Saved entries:
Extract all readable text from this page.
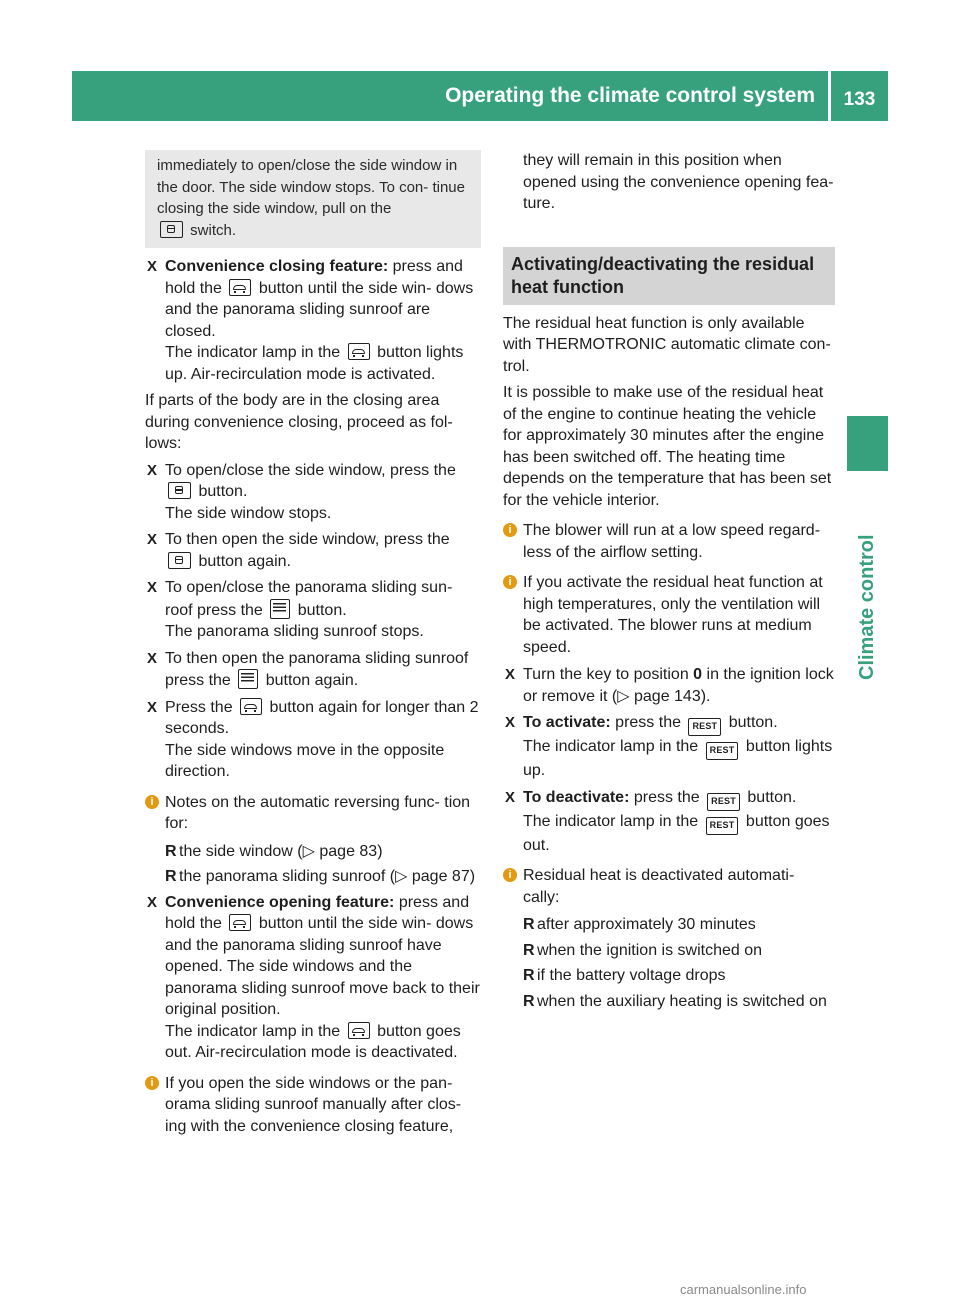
Operating the climate control system	133
Climate control
immediately to open/close the side window in the door. The side window stops. To con- tinue closing the side window, pull on the
switch.
X Convenience closing feature: press and hold the button until the side win- dows and the panorama sliding sunroof are closed.
The indicator lamp in the button lights up. Air-recirculation mode is activated.

If parts of the body are in the closing area during convenience closing, proceed as fol- lows:

X To open/close the side window, press the
button.
The side window stops.
X To then open the side window, press the
button again.
X To open/close the panorama sliding sun- roof press the button.
The panorama sliding sunroof stops.
X To then open the panorama sliding sunroof press the button again.
X Press the button again for longer than 2 seconds.
The side windows move in the opposite direction.
i Notes on the automatic reversing func- tion for:
R the side window (▷ page 83)
R the panorama sliding sunroof (▷ page 87)
X Convenience opening feature: press and hold the button until the side win- dows and the panorama sliding sunroof have opened. The side windows and the panorama sliding sunroof move back to their original position.
The indicator lamp in the button goes out. Air-recirculation mode is deactivated.
i If you open the side windows or the pan- orama sliding sunroof manually after clos- ing with the convenience closing feature,

they will remain in this position when opened using the convenience opening fea- ture.

Activating/deactivating the residual heat function

The residual heat function is only available with THERMOTRONIC automatic climate con- trol.

It is possible to make use of the residual heat of the engine to continue heating the vehicle for approximately 30 minutes after the engine has been switched off. The heating time depends on the temperature that has been set for the vehicle interior.

i The blower will run at a low speed regard- less of the airflow setting.
i If you activate the residual heat function at high temperatures, only the ventilation will be activated. The blower runs at medium speed.
X Turn the key to position 0 in the ignition lock or remove it (▷ page 143).
X To activate: press the REST button.
The indicator lamp in the REST button lights up.
X To deactivate: press the REST button.
The indicator lamp in the REST button goes out.
i Residual heat is deactivated automati- cally:
R after approximately 30 minutes
R when the ignition is switched on
R if the battery voltage drops
R when the auxiliary heating is switched on
carmanualsonline.info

- [EXERCISE GOAL]:
Retype the records exactly. Any image in them should not appear in what you write.

- [EXERCISE OUTPUT]:
Extract all readable text from this page.
Operating the climate control system	133
Climate control
immediately to open/close the side window in the door. The side window stops. To con- tinue closing the side window, pull on the
switch.
X Convenience closing feature: press and hold the button until the side win- dows and the panorama sliding sunroof are closed.
The indicator lamp in the button lights up. Air-recirculation mode is activated.

If parts of the body are in the closing area during convenience closing, proceed as fol- lows:

X To open/close the side window, press the
button.
The side window stops.
X To then open the side window, press the
button again.
X To open/close the panorama sliding sun- roof press the button.
The panorama sliding sunroof stops.
X To then open the panorama sliding sunroof press the button again.
X Press the button again for longer than 2 seconds.
The side windows move in the opposite direction.
i Notes on the automatic reversing func- tion for:
R the side window (▷ page 83)
R the panorama sliding sunroof (▷ page 87)
X Convenience opening feature: press and hold the button until the side win- dows and the panorama sliding sunroof have opened. The side windows and the panorama sliding sunroof move back to their original position.
The indicator lamp in the button goes out. Air-recirculation mode is deactivated.
i If you open the side windows or the pan- orama sliding sunroof manually after clos- ing with the convenience closing feature,

they will remain in this position when opened using the convenience opening fea- ture.

Activating/deactivating the residual heat function

The residual heat function is only available with THERMOTRONIC automatic climate con- trol.

It is possible to make use of the residual heat of the engine to continue heating the vehicle for approximately 30 minutes after the engine has been switched off. The heating time depends on the temperature that has been set for the vehicle interior.

i The blower will run at a low speed regard- less of the airflow setting.
i If you activate the residual heat function at high temperatures, only the ventilation will be activated. The blower runs at medium speed.
X Turn the key to position 0 in the ignition lock or remove it (▷ page 143).
X To activate: press the REST button.
The indicator lamp in the REST button lights up.
X To deactivate: press the REST button.
The indicator lamp in the REST button goes out.
i Residual heat is deactivated automati- cally:
R after approximately 30 minutes
R when the ignition is switched on
R if the battery voltage drops
R when the auxiliary heating is switched on
carmanualsonline.info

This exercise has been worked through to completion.